**EXERCISE AIM:**
Track down every line below that holds "color" and copy it.

(Figure content listings)
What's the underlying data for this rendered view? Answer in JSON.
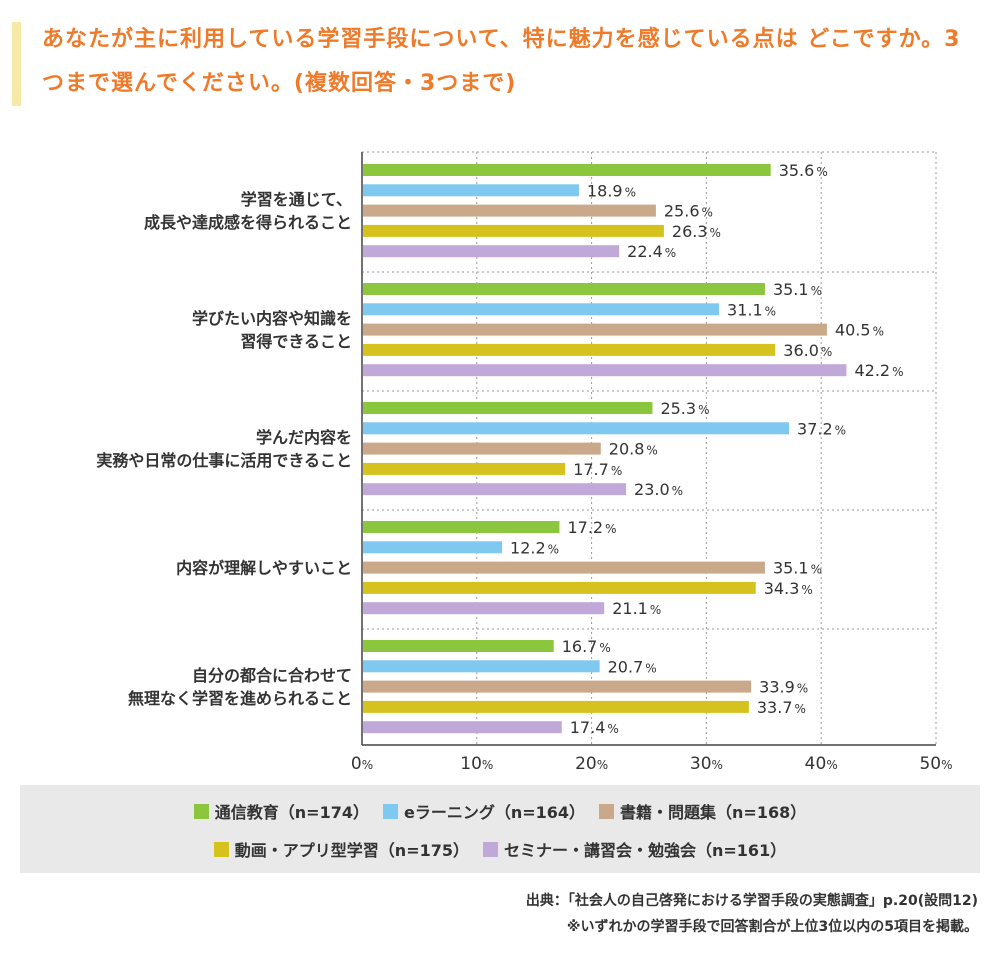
{
  "title": "あなたが主に利用している学習手段について、特に魅力を感じている点は どこですか。3つまで選んでください。(複数回答・3つまで)",
  "chart_data": {
    "type": "bar",
    "orientation": "horizontal",
    "categories": [
      [
        "学習を通じて、",
        "成長や達成感を得られること"
      ],
      [
        "学びたい内容や知識を",
        "習得できること"
      ],
      [
        "学んだ内容を",
        "実務や日常の仕事に活用できること"
      ],
      [
        "内容が理解しやすいこと"
      ],
      [
        "自分の都合に合わせて",
        "無理なく学習を進められること"
      ]
    ],
    "series": [
      {
        "name": "通信教育（n=174）",
        "color": "#8cc63f",
        "values": [
          35.6,
          35.1,
          25.3,
          17.2,
          16.7
        ]
      },
      {
        "name": "eラーニング（n=164）",
        "color": "#7fc8ef",
        "values": [
          18.9,
          31.1,
          37.2,
          12.2,
          20.7
        ]
      },
      {
        "name": "書籍・問題集（n=168）",
        "color": "#c9a98a",
        "values": [
          25.6,
          40.5,
          20.8,
          35.1,
          33.9
        ]
      },
      {
        "name": "動画・アプリ型学習（n=175）",
        "color": "#d6c21f",
        "values": [
          26.3,
          36.0,
          17.7,
          34.3,
          33.7
        ]
      },
      {
        "name": "セミナー・講習会・勉強会（n=161）",
        "color": "#c0a8d8",
        "values": [
          22.4,
          42.2,
          23.0,
          21.1,
          17.4
        ]
      }
    ],
    "xlim": [
      0,
      50
    ],
    "xticks": [
      0,
      10,
      20,
      30,
      40,
      50
    ],
    "unit": "%",
    "grid": true,
    "legend_position": "bottom"
  },
  "source_lines": [
    "出典：「社会人の自己啓発における学習手段の実態調査」p.20(設問12)",
    "※いずれかの学習手段で回答割合が上位3位以内の5項目を掲載。"
  ]
}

**FINAL RESULT:**
        "color": "#8cc63f",
        "color": "#7fc8ef",
        "color": "#c9a98a",
        "color": "#d6c21f",
        "color": "#c0a8d8",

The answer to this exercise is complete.